GOAL => Copy the rows below, changing every "bar-segment" to "bar-section" and leaving everything else as it is.

★ ★ ★ ★ ★

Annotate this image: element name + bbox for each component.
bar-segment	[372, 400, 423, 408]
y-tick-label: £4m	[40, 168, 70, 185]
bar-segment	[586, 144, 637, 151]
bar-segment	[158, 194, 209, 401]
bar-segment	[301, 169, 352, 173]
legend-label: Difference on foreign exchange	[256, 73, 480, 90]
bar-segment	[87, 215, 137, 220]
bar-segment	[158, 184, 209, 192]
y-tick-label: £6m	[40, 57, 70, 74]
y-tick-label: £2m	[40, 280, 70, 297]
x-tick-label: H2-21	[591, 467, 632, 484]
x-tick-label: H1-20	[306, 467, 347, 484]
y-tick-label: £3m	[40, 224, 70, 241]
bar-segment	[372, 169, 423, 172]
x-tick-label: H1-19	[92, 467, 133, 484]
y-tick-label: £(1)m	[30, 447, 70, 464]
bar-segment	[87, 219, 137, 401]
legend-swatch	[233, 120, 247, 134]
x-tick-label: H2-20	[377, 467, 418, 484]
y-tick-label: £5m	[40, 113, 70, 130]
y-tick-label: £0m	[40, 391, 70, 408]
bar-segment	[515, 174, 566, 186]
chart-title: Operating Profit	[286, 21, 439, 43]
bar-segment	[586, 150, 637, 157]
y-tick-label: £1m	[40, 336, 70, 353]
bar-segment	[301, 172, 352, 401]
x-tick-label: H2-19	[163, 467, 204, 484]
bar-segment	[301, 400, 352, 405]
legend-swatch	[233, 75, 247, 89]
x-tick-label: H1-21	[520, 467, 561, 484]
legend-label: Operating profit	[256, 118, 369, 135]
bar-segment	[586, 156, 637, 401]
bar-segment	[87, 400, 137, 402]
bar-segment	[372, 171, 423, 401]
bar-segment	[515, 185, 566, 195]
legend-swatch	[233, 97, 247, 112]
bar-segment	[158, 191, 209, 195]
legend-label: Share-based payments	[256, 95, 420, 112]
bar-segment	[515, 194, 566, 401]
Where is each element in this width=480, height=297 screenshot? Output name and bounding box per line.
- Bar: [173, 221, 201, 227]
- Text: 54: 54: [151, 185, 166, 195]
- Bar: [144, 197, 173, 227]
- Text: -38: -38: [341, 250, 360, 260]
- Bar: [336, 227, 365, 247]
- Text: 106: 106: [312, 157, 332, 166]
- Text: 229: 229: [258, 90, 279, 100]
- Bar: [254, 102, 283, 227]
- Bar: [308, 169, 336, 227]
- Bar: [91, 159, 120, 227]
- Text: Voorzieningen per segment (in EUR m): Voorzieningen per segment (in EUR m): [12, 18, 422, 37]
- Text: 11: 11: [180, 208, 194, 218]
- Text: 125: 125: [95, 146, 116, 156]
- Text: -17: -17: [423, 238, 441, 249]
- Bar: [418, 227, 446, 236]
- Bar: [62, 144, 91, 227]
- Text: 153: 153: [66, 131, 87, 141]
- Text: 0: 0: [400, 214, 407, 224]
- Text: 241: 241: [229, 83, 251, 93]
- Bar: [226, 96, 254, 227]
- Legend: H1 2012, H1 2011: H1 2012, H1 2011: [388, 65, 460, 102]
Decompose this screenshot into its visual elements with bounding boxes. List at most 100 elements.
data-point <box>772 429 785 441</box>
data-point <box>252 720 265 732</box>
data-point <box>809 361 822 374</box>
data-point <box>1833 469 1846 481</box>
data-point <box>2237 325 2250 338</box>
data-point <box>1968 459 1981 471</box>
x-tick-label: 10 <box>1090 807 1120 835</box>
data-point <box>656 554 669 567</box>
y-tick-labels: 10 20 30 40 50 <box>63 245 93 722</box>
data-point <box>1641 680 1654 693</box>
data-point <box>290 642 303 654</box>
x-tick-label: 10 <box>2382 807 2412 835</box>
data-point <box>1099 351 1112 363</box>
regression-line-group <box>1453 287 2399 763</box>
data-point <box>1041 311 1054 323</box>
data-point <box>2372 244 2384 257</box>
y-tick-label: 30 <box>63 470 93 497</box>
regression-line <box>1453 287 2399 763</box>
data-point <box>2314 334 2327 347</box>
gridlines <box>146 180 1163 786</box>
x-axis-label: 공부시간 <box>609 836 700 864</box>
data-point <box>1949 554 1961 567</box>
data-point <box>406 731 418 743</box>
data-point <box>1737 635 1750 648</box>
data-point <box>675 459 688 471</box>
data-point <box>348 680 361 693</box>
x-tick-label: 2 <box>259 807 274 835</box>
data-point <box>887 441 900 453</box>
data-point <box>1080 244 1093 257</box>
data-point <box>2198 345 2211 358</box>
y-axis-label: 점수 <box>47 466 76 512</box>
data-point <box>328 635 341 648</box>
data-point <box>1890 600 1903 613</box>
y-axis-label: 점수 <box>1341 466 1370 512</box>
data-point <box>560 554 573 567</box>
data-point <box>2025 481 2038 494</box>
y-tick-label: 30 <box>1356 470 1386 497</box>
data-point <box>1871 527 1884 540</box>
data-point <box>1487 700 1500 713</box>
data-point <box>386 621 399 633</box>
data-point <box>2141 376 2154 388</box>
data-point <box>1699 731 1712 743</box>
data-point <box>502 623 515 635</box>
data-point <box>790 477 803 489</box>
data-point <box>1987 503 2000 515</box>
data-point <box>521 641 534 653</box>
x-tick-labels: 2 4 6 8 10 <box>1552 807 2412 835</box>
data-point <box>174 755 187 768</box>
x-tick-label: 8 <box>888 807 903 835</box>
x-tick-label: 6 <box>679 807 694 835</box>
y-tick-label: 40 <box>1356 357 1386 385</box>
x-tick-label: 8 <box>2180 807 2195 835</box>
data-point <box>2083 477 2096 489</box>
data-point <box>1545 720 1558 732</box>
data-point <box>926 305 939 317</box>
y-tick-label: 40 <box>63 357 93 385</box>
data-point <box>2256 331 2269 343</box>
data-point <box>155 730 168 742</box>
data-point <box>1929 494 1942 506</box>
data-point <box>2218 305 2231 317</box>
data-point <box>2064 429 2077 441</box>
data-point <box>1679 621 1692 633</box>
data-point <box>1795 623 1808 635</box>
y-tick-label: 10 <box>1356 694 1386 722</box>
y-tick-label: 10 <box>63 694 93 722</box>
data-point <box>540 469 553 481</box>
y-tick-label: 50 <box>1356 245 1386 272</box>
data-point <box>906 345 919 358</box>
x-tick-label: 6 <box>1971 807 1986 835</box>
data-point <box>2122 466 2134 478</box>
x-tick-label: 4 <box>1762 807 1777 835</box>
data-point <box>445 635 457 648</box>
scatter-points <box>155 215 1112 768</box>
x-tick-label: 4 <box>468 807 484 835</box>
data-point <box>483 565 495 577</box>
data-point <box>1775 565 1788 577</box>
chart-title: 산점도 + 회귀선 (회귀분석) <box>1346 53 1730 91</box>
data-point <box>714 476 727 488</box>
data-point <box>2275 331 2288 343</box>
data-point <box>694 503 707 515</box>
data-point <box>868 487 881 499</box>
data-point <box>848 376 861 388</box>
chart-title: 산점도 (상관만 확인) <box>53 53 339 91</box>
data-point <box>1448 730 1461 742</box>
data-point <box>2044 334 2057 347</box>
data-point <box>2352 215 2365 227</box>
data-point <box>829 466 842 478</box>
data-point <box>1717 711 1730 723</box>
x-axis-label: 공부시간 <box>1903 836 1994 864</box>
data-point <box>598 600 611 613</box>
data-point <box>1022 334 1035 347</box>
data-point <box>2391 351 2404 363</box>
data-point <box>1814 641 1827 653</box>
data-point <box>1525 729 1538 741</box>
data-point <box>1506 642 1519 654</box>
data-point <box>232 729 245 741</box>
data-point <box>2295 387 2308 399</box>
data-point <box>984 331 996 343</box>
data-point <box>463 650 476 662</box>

★ ★ ★ ★ ★

TASK RESPONSE =>
Annotate this image: element name + bbox for each component.
bar-section	[372, 400, 423, 408]
y-tick-label: £4m	[40, 168, 70, 185]
bar-section	[586, 144, 637, 151]
bar-section	[158, 194, 209, 401]
bar-section	[301, 169, 352, 173]
legend-label: Difference on foreign exchange	[256, 73, 480, 90]
bar-section	[87, 215, 137, 220]
bar-section	[158, 184, 209, 192]
y-tick-label: £6m	[40, 57, 70, 74]
y-tick-label: £2m	[40, 280, 70, 297]
x-tick-label: H2-21	[591, 467, 632, 484]
x-tick-label: H1-20	[306, 467, 347, 484]
y-tick-label: £3m	[40, 224, 70, 241]
bar-section	[372, 169, 423, 172]
x-tick-label: H1-19	[92, 467, 133, 484]
y-tick-label: £(1)m	[30, 447, 70, 464]
bar-section	[87, 219, 137, 401]
legend-swatch	[233, 120, 247, 134]
x-tick-label: H2-20	[377, 467, 418, 484]
y-tick-label: £5m	[40, 113, 70, 130]
y-tick-label: £0m	[40, 391, 70, 408]
bar-section	[515, 174, 566, 186]
chart-title: Operating Profit	[286, 21, 439, 43]
bar-section	[586, 150, 637, 157]
y-tick-label: £1m	[40, 336, 70, 353]
bar-section	[301, 172, 352, 401]
x-tick-label: H2-19	[163, 467, 204, 484]
bar-section	[301, 400, 352, 405]
legend-swatch	[233, 75, 247, 89]
x-tick-label: H1-21	[520, 467, 561, 484]
legend-label: Operating profit	[256, 118, 369, 135]
bar-section	[586, 156, 637, 401]
bar-section	[87, 400, 137, 402]
bar-section	[372, 171, 423, 401]
bar-section	[515, 185, 566, 195]
legend-swatch	[233, 97, 247, 112]
bar-section	[158, 191, 209, 195]
legend-label: Share-based payments	[256, 95, 420, 112]
bar-section	[515, 194, 566, 401]
Where is each element in this width=480, height=297 screenshot? Output name and bounding box per line.
- Bar: [173, 221, 201, 227]
- Text: 54: 54: [151, 185, 166, 195]
- Bar: [144, 197, 173, 227]
- Text: -38: -38: [341, 250, 360, 260]
- Bar: [336, 227, 365, 247]
- Text: 106: 106: [312, 157, 332, 166]
- Text: 229: 229: [258, 90, 279, 100]
- Bar: [254, 102, 283, 227]
- Bar: [308, 169, 336, 227]
- Bar: [91, 159, 120, 227]
- Text: Voorzieningen per segment (in EUR m): Voorzieningen per segment (in EUR m): [12, 18, 422, 37]
- Text: 11: 11: [180, 208, 194, 218]
- Text: 125: 125: [95, 146, 116, 156]
- Text: -17: -17: [423, 238, 441, 249]
- Bar: [418, 227, 446, 236]
- Bar: [62, 144, 91, 227]
- Text: 153: 153: [66, 131, 87, 141]
- Text: 0: 0: [400, 214, 407, 224]
- Text: 241: 241: [229, 83, 251, 93]
- Bar: [226, 96, 254, 227]
- Legend: H1 2012, H1 2011: H1 2012, H1 2011: [388, 65, 460, 102]
Decompose this screenshot into its visual elements with bounding boxes. List at most 100 elements.
data-point <box>772 429 785 441</box>
data-point <box>252 720 265 732</box>
data-point <box>809 361 822 374</box>
data-point <box>1833 469 1846 481</box>
data-point <box>2237 325 2250 338</box>
data-point <box>1968 459 1981 471</box>
x-tick-label: 10 <box>1090 807 1120 835</box>
data-point <box>656 554 669 567</box>
y-tick-labels: 10 20 30 40 50 <box>63 245 93 722</box>
data-point <box>1641 680 1654 693</box>
data-point <box>290 642 303 654</box>
x-tick-label: 10 <box>2382 807 2412 835</box>
data-point <box>1099 351 1112 363</box>
regression-line-group <box>1453 287 2399 763</box>
data-point <box>1041 311 1054 323</box>
data-point <box>2372 244 2384 257</box>
y-tick-label: 30 <box>63 470 93 497</box>
regression-line <box>1453 287 2399 763</box>
data-point <box>2314 334 2327 347</box>
gridlines <box>146 180 1163 786</box>
x-axis-label: 공부시간 <box>609 836 700 864</box>
data-point <box>1949 554 1961 567</box>
data-point <box>406 731 418 743</box>
data-point <box>1737 635 1750 648</box>
data-point <box>675 459 688 471</box>
data-point <box>348 680 361 693</box>
x-tick-label: 2 <box>259 807 274 835</box>
data-point <box>887 441 900 453</box>
data-point <box>1080 244 1093 257</box>
data-point <box>2198 345 2211 358</box>
y-axis-label: 점수 <box>47 466 76 512</box>
data-point <box>328 635 341 648</box>
data-point <box>1890 600 1903 613</box>
y-axis-label: 점수 <box>1341 466 1370 512</box>
data-point <box>560 554 573 567</box>
data-point <box>2025 481 2038 494</box>
y-tick-label: 30 <box>1356 470 1386 497</box>
data-point <box>1871 527 1884 540</box>
data-point <box>1487 700 1500 713</box>
data-point <box>386 621 399 633</box>
data-point <box>2141 376 2154 388</box>
data-point <box>1699 731 1712 743</box>
data-point <box>502 623 515 635</box>
data-point <box>790 477 803 489</box>
data-point <box>1987 503 2000 515</box>
data-point <box>521 641 534 653</box>
x-tick-labels: 2 4 6 8 10 <box>1552 807 2412 835</box>
data-point <box>174 755 187 768</box>
x-tick-label: 8 <box>888 807 903 835</box>
x-tick-label: 6 <box>679 807 694 835</box>
y-tick-label: 40 <box>1356 357 1386 385</box>
x-tick-label: 8 <box>2180 807 2195 835</box>
data-point <box>2083 477 2096 489</box>
data-point <box>1545 720 1558 732</box>
data-point <box>926 305 939 317</box>
y-tick-label: 40 <box>63 357 93 385</box>
data-point <box>2256 331 2269 343</box>
data-point <box>155 730 168 742</box>
data-point <box>1929 494 1942 506</box>
data-point <box>2218 305 2231 317</box>
data-point <box>2064 429 2077 441</box>
data-point <box>1679 621 1692 633</box>
data-point <box>1795 623 1808 635</box>
y-tick-label: 10 <box>1356 694 1386 722</box>
y-tick-label: 10 <box>63 694 93 722</box>
data-point <box>540 469 553 481</box>
y-tick-label: 50 <box>1356 245 1386 272</box>
data-point <box>906 345 919 358</box>
x-tick-label: 6 <box>1971 807 1986 835</box>
data-point <box>2122 466 2134 478</box>
x-tick-label: 4 <box>1762 807 1777 835</box>
data-point <box>445 635 457 648</box>
scatter-points <box>155 215 1112 768</box>
x-tick-label: 4 <box>468 807 484 835</box>
data-point <box>483 565 495 577</box>
data-point <box>1775 565 1788 577</box>
chart-title: 산점도 + 회귀선 (회귀분석) <box>1346 53 1730 91</box>
data-point <box>714 476 727 488</box>
data-point <box>2275 331 2288 343</box>
data-point <box>694 503 707 515</box>
data-point <box>868 487 881 499</box>
data-point <box>848 376 861 388</box>
chart-title: 산점도 (상관만 확인) <box>53 53 339 91</box>
data-point <box>1448 730 1461 742</box>
data-point <box>2044 334 2057 347</box>
data-point <box>2352 215 2365 227</box>
data-point <box>829 466 842 478</box>
data-point <box>1717 711 1730 723</box>
x-axis-label: 공부시간 <box>1903 836 1994 864</box>
data-point <box>598 600 611 613</box>
data-point <box>1022 334 1035 347</box>
data-point <box>2391 351 2404 363</box>
data-point <box>1814 641 1827 653</box>
data-point <box>1525 729 1538 741</box>
data-point <box>1506 642 1519 654</box>
data-point <box>232 729 245 741</box>
data-point <box>2295 387 2308 399</box>
data-point <box>984 331 996 343</box>
data-point <box>463 650 476 662</box>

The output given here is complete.